> Provided material:

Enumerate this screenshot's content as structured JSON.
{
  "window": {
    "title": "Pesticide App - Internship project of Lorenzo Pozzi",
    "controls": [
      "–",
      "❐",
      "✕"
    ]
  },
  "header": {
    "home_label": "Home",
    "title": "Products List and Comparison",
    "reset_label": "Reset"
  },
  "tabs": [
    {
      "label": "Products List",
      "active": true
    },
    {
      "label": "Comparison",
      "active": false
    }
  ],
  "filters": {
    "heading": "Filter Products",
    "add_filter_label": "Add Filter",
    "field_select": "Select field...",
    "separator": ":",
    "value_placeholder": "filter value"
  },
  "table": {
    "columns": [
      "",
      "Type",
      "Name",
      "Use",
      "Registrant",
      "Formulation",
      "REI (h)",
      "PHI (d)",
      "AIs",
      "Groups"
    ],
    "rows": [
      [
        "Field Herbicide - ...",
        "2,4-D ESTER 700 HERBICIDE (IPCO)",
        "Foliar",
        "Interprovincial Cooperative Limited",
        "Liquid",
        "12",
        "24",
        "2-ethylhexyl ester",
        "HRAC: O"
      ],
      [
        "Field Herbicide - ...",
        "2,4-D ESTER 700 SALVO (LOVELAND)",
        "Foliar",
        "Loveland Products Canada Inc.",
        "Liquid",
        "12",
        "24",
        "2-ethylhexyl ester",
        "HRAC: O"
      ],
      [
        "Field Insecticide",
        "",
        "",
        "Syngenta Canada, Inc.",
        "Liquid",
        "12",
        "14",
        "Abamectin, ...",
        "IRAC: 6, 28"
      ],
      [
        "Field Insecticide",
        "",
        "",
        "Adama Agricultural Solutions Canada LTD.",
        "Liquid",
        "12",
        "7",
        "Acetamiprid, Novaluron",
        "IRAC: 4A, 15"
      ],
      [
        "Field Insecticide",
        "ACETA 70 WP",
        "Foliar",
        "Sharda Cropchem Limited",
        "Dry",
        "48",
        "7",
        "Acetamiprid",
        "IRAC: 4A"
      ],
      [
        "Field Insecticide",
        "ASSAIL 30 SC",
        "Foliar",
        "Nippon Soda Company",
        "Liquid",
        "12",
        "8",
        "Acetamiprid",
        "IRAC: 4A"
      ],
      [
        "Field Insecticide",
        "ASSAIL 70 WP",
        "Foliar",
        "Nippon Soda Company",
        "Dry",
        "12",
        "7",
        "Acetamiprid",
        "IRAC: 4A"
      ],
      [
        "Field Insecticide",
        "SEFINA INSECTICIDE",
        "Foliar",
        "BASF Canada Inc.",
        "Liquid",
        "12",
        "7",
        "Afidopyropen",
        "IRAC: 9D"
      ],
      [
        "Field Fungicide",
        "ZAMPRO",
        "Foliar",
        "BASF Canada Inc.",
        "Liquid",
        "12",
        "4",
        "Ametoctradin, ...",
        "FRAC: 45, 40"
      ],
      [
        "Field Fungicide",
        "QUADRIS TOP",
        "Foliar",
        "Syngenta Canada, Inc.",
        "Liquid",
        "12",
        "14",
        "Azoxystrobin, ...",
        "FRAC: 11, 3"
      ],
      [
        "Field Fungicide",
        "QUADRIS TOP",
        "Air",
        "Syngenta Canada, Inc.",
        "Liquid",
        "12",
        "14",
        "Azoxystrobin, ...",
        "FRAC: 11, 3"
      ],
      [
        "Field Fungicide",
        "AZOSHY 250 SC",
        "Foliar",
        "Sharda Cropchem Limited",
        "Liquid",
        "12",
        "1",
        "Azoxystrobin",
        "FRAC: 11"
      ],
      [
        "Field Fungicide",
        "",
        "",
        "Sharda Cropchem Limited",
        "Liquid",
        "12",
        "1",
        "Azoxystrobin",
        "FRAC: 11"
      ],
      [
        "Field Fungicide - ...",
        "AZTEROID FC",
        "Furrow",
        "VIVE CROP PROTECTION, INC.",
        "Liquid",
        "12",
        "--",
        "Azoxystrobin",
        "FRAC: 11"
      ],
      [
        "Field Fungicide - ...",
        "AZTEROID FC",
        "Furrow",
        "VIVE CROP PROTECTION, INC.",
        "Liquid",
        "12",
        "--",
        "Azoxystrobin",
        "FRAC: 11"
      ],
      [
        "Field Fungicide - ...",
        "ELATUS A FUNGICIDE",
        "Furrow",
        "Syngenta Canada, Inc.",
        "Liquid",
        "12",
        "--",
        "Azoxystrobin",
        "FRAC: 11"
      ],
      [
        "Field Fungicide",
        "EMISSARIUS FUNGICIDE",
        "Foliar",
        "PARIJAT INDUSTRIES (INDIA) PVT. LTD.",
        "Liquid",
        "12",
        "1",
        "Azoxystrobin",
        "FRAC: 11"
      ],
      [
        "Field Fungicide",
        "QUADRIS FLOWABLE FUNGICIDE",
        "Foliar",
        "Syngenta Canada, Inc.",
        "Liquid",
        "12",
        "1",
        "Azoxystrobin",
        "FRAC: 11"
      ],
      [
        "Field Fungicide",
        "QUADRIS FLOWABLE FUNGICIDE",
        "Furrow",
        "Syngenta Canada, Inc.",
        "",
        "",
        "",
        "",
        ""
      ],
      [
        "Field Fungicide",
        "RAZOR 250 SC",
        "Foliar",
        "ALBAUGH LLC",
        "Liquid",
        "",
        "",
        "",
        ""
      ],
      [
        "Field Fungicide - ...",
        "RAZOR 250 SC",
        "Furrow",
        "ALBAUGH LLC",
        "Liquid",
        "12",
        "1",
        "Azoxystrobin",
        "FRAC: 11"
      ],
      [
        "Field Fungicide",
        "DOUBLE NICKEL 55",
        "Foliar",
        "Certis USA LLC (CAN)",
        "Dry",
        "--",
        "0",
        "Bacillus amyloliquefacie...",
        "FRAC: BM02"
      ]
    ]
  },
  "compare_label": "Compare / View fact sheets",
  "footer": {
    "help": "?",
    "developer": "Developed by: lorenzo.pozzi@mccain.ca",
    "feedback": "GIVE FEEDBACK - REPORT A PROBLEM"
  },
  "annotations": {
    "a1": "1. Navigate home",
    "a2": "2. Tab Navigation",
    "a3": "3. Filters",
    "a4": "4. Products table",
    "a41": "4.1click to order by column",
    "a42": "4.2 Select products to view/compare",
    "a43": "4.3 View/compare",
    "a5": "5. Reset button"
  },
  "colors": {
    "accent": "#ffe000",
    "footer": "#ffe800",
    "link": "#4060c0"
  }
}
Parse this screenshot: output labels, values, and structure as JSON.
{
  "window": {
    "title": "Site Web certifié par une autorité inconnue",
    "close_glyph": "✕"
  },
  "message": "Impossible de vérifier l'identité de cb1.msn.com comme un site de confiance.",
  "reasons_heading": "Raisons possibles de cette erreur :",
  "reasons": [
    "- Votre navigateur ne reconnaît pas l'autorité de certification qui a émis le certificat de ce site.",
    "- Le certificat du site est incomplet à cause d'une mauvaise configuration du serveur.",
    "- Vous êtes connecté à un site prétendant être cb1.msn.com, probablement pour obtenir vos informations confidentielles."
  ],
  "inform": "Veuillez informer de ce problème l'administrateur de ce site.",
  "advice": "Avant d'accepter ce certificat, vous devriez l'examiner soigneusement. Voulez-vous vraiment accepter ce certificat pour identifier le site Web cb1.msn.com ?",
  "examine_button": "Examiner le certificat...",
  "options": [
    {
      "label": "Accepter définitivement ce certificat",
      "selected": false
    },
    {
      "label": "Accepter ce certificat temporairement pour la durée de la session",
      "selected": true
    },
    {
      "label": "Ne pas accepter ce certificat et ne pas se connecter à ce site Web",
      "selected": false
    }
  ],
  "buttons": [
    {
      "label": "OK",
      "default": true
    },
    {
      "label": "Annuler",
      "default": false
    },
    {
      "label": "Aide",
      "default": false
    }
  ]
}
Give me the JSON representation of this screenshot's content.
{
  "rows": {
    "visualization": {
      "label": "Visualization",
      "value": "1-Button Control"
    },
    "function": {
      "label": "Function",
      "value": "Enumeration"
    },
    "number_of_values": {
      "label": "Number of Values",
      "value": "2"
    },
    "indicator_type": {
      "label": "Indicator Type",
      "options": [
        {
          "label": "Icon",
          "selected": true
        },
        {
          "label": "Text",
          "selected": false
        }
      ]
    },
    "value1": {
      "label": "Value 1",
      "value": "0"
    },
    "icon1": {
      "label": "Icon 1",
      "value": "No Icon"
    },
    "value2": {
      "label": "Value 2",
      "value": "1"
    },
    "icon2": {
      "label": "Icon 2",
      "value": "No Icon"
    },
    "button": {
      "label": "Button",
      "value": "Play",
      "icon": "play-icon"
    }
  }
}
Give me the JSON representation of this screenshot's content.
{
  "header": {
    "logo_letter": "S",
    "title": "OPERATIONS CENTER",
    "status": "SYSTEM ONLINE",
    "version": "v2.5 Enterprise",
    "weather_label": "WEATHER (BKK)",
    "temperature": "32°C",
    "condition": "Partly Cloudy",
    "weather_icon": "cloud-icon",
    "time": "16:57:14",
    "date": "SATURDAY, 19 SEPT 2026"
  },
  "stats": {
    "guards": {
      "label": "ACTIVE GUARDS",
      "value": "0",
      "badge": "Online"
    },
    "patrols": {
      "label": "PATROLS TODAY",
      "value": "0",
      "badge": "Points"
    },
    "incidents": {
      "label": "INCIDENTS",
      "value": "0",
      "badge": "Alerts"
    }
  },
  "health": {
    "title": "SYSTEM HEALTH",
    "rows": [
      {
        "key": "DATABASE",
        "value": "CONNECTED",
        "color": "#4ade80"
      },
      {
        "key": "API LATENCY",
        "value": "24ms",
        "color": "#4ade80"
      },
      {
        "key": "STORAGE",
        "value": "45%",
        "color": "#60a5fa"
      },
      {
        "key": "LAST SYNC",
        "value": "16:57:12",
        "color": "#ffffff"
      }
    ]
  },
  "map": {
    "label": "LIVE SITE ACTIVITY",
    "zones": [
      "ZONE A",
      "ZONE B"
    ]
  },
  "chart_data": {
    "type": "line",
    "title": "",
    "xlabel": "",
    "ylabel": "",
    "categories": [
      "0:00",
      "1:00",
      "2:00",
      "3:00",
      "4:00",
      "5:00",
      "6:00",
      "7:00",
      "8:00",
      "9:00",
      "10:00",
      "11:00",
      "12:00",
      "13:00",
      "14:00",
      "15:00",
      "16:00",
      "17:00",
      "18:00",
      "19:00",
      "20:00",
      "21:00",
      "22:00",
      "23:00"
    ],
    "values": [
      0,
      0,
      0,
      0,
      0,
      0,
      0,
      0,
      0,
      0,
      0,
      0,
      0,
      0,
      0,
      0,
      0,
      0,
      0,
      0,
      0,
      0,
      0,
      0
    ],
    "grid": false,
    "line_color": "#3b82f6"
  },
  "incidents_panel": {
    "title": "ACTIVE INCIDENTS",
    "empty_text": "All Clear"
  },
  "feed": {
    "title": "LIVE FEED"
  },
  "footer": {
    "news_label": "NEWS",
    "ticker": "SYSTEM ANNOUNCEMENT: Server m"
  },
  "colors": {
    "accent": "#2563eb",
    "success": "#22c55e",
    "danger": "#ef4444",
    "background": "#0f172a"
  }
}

> Given problem:
From the listing above, copy out each line where the word "LIVE" appears.

> Final result:
    "label": "LIVE SITE ACTIVITY",
    "title": "LIVE FEED"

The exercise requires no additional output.